Stored entries
--- start ---

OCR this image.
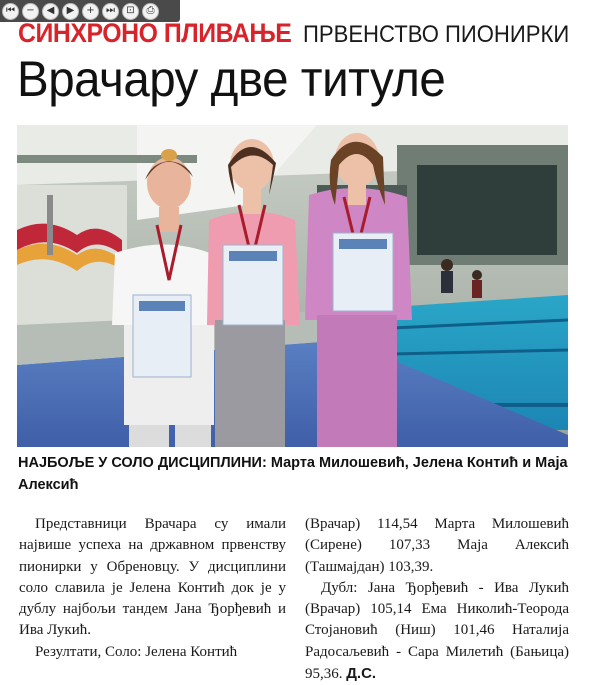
⏮	−	◀	▶	+	⏭	⊡	⎙
СИНХРОНО ПЛИВАЊЕ ПРВЕНСТВО ПИОНИРКИ
Врачару две титуле
НАЈБОЉЕ У СОЛО ДИСЦИПЛИНИ: Марта Милошевић, Јелена Контић и Маја Алексић

Представници Врачара су имали највише успеха на државном првенству пионирки у Обреновцу. У дисциплини соло славила је Јелена Контић док је у дублу најбољи тандем Јана Ђорђевић и Ива Лукић.

Резултати, Соло: Јелена Контић

(Врачар) 114,54 Марта Милошевић (Сирене) 107,33 Маја Алексић (Ташмајдан) 103,39.

Дубл: Јана Ђорђевић - Ива Лукић (Врачар) 105,14 Ема Николић-Теорода Стојановић (Ниш) 101,46 Наталија Радосаљевић - Сара Милетић (Бањица) 95,36. Д.С.
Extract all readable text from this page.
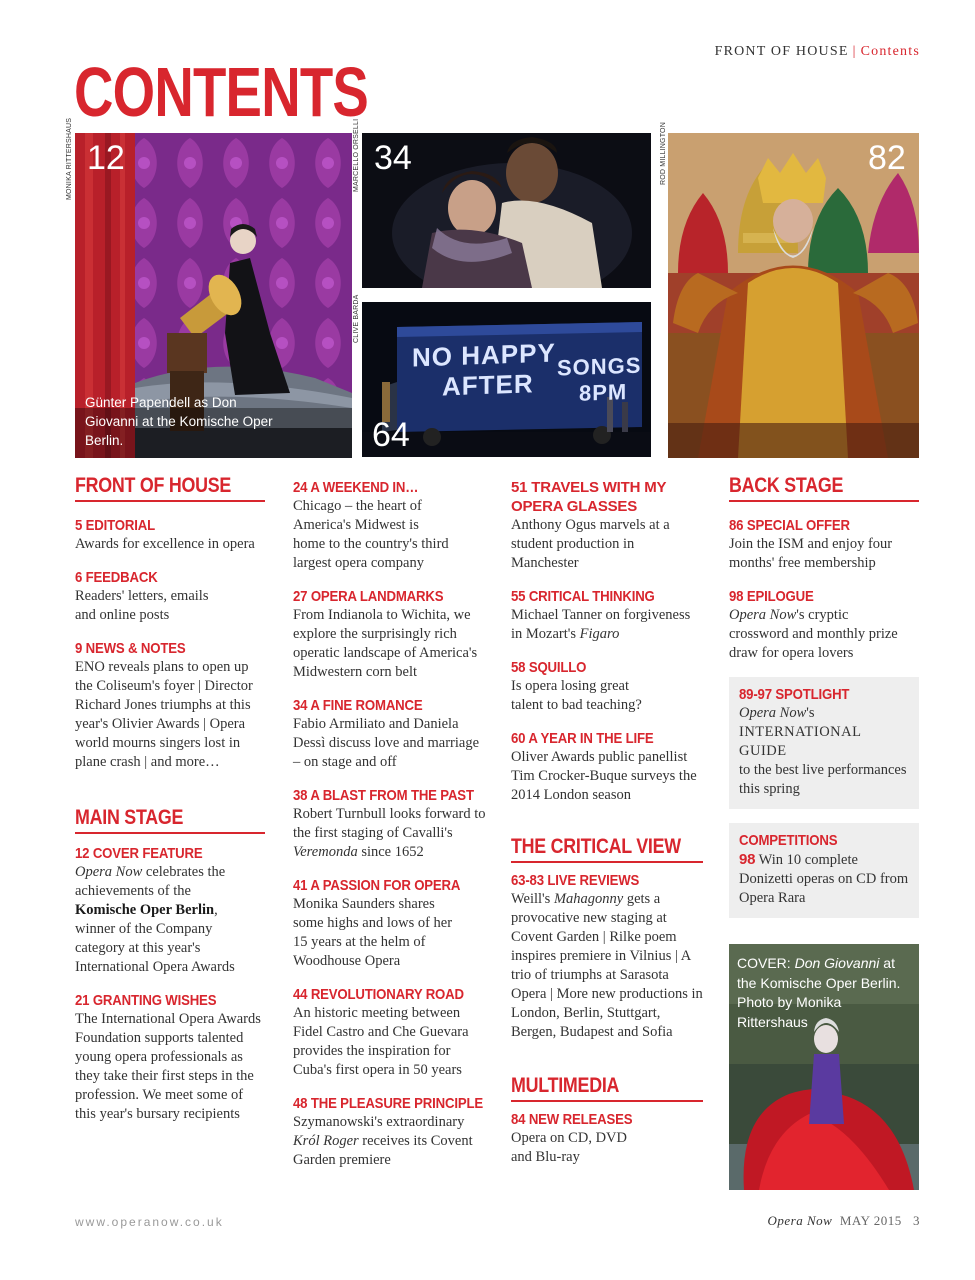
FRONT OF HOUSE | Contents
CONTENTS
MONIKA RITTERSHAUS 12
Günter Papendell as Don Giovanni at the Komische Oper Berlin.
MARCELLO ORSELLI 34
CLIVE BARDA
NO HAPPY
AFTER
SONGS
8PM
64
ROD MILLINGTON	82
FRONT OF HOUSE
5 EDITORIAL
Awards for excellence in opera
6 FEEDBACK
Readers' letters, emails and online posts
9 NEWS & NOTES
ENO reveals plans to open up the Coliseum's foyer | Director Richard Jones triumphs at this year's Olivier Awards | Opera world mourns singers lost in plane crash | and more…
MAIN STAGE
12 COVER FEATURE
Opera Now celebrates the achievements of the Komische Oper Berlin, winner of the Company category at this year's International Opera Awards
21 GRANTING WISHES
The International Opera Awards Foundation supports talented young opera professionals as they take their first steps in the profession. We meet some of this year's bursary recipients
24 A WEEKEND IN…
Chicago – the heart of America's Midwest is home to the country's third largest opera company
27 OPERA LANDMARKS
From Indianola to Wichita, we explore the surprisingly rich operatic landscape of America's Midwestern corn belt
34 A FINE ROMANCE
Fabio Armiliato and Daniela Dessì discuss love and marriage – on stage and off
38 A BLAST FROM THE PAST
Robert Turnbull looks forward to the first staging of Cavalli's Veremonda since 1652
41 A PASSION FOR OPERA
Monika Saunders shares some highs and lows of her 15 years at the helm of Woodhouse Opera
44 REVOLUTIONARY ROAD
An historic meeting between Fidel Castro and Che Guevara provides the inspiration for Cuba's first opera in 50 years
48 THE PLEASURE PRINCIPLE
Szymanowski's extraordinary Król Roger receives its Covent Garden premiere
51 TRAVELS WITH MY OPERA GLASSES
Anthony Ogus marvels at a student production in Manchester
55 CRITICAL THINKING
Michael Tanner on forgiveness in Mozart's Figaro
58 SQUILLO
Is opera losing great talent to bad teaching?
60 A YEAR IN THE LIFE
Oliver Awards public panellist Tim Crocker-Buque surveys the 2014 London season
THE CRITICAL VIEW
63-83 LIVE REVIEWS
Weill's Mahagonny gets a provocative new staging at Covent Garden | Rilke poem inspires premiere in Vilnius | A trio of triumphs at Sarasota Opera | More new productions in London, Berlin, Stuttgart, Bergen, Budapest and Sofia
MULTIMEDIA
84 NEW RELEASES
Opera on CD, DVD and Blu-ray
BACK STAGE
86 SPECIAL OFFER
Join the ISM and enjoy four months' free membership
98 EPILOGUE
Opera Now's cryptic crossword and monthly prize draw for opera lovers
89-97 SPOTLIGHT
Opera Now's
INTERNATIONAL GUIDE
to the best live performances this spring
COMPETITIONS
98 Win 10 complete Donizetti operas on CD from Opera Rara
COVER: Don Giovanni at the Komische Oper Berlin. Photo by Monika Rittershaus
www.operanow.co.uk	Opera Now MAY 2015 3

--- end ---

## Goal
Repeat all of the entries word for word, but omit the pictures.

## Output for this exercise
OCR this image.
⏮	−	◀	▶	+	⏭	⊡	⎙
СИНХРОНО ПЛИВАЊЕ ПРВЕНСТВО ПИОНИРКИ
Врачару две титуле
НАЈБОЉЕ У СОЛО ДИСЦИПЛИНИ: Марта Милошевић, Јелена Контић и Маја Алексић

Представници Врачара су имали највише успеха на државном првенству пионирки у Обреновцу. У дисциплини соло славила је Јелена Контић док је у дублу најбољи тандем Јана Ђорђевић и Ива Лукић.

Резултати, Соло: Јелена Контић

(Врачар) 114,54 Марта Милошевић (Сирене) 107,33 Маја Алексић (Ташмајдан) 103,39.

Дубл: Јана Ђорђевић - Ива Лукић (Врачар) 105,14 Ема Николић-Теорода Стојановић (Ниш) 101,46 Наталија Радосаљевић - Сара Милетић (Бањица) 95,36. Д.С.
Extract all readable text from this page.
FRONT OF HOUSE | Contents
CONTENTS
MONIKA RITTERSHAUS 12
Günter Papendell as Don Giovanni at the Komische Oper Berlin.
MARCELLO ORSELLI 34
CLIVE BARDA
NO HAPPY
AFTER
SONGS
8PM
64
ROD MILLINGTON	82
FRONT OF HOUSE
5 EDITORIAL
Awards for excellence in opera
6 FEEDBACK
Readers' letters, emails and online posts
9 NEWS & NOTES
ENO reveals plans to open up the Coliseum's foyer | Director Richard Jones triumphs at this year's Olivier Awards | Opera world mourns singers lost in plane crash | and more…
MAIN STAGE
12 COVER FEATURE
Opera Now celebrates the achievements of the Komische Oper Berlin, winner of the Company category at this year's International Opera Awards
21 GRANTING WISHES
The International Opera Awards Foundation supports talented young opera professionals as they take their first steps in the profession. We meet some of this year's bursary recipients
24 A WEEKEND IN…
Chicago – the heart of America's Midwest is home to the country's third largest opera company
27 OPERA LANDMARKS
From Indianola to Wichita, we explore the surprisingly rich operatic landscape of America's Midwestern corn belt
34 A FINE ROMANCE
Fabio Armiliato and Daniela Dessì discuss love and marriage – on stage and off
38 A BLAST FROM THE PAST
Robert Turnbull looks forward to the first staging of Cavalli's Veremonda since 1652
41 A PASSION FOR OPERA
Monika Saunders shares some highs and lows of her 15 years at the helm of Woodhouse Opera
44 REVOLUTIONARY ROAD
An historic meeting between Fidel Castro and Che Guevara provides the inspiration for Cuba's first opera in 50 years
48 THE PLEASURE PRINCIPLE
Szymanowski's extraordinary Król Roger receives its Covent Garden premiere
51 TRAVELS WITH MY OPERA GLASSES
Anthony Ogus marvels at a student production in Manchester
55 CRITICAL THINKING
Michael Tanner on forgiveness in Mozart's Figaro
58 SQUILLO
Is opera losing great talent to bad teaching?
60 A YEAR IN THE LIFE
Oliver Awards public panellist Tim Crocker-Buque surveys the 2014 London season
THE CRITICAL VIEW
63-83 LIVE REVIEWS
Weill's Mahagonny gets a provocative new staging at Covent Garden | Rilke poem inspires premiere in Vilnius | A trio of triumphs at Sarasota Opera | More new productions in London, Berlin, Stuttgart, Bergen, Budapest and Sofia
MULTIMEDIA
84 NEW RELEASES
Opera on CD, DVD and Blu-ray
BACK STAGE
86 SPECIAL OFFER
Join the ISM and enjoy four months' free membership
98 EPILOGUE
Opera Now's cryptic crossword and monthly prize draw for opera lovers
89-97 SPOTLIGHT
Opera Now's
INTERNATIONAL GUIDE
to the best live performances this spring
COMPETITIONS
98 Win 10 complete Donizetti operas on CD from Opera Rara
COVER: Don Giovanni at the Komische Oper Berlin. Photo by Monika Rittershaus
www.operanow.co.uk	Opera Now MAY 2015 3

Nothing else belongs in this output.